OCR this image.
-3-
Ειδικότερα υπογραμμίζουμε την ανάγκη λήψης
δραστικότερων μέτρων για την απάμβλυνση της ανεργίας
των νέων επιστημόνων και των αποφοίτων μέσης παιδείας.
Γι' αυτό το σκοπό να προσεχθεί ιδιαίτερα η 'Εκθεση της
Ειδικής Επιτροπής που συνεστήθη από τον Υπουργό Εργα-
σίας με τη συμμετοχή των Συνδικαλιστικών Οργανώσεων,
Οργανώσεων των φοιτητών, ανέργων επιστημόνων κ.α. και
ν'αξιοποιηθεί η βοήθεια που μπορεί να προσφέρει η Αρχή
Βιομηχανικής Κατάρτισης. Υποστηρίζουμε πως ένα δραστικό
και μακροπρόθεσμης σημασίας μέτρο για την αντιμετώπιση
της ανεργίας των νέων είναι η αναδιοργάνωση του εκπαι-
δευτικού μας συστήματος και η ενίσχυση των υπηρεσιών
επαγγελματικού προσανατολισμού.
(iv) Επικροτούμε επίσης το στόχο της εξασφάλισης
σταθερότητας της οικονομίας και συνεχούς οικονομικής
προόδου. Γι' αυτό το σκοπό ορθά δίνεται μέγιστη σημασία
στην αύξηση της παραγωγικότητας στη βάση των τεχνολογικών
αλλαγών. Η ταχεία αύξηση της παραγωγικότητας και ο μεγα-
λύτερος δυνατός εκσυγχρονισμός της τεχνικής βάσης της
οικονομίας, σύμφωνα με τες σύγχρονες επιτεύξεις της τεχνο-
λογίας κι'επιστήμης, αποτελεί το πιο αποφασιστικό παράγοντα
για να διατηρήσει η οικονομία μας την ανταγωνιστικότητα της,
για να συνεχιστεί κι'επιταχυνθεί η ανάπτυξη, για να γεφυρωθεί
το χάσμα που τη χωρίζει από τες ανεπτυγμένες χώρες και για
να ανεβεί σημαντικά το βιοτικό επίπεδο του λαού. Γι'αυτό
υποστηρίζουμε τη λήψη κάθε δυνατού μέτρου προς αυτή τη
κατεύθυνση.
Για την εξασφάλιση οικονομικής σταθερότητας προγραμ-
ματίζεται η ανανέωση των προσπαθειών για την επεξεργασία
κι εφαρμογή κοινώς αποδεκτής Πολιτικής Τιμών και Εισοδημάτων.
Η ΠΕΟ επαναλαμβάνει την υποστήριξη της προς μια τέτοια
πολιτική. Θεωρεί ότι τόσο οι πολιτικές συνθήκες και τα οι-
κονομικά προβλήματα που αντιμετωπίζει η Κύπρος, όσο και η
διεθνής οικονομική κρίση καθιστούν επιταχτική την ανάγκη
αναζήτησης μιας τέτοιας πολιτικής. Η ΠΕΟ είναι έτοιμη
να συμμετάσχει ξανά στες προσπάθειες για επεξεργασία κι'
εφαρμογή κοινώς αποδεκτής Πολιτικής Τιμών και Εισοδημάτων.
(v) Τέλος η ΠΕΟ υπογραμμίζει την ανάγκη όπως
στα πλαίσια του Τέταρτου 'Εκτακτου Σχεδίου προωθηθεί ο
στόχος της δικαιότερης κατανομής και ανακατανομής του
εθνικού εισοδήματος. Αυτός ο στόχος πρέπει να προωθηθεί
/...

EXERCISE OBJECTIVE: Gather each line from the entries above that includes the word "εφαρμογή".

FINAL RESULT:
κι εφαρμογή κοινώς αποδεκτής Πολιτικής Τιμών και Εισοδημάτων.
εφαρμογή κοινώς αποδεκτής Πολιτικής Τιμών και Εισοδημάτων.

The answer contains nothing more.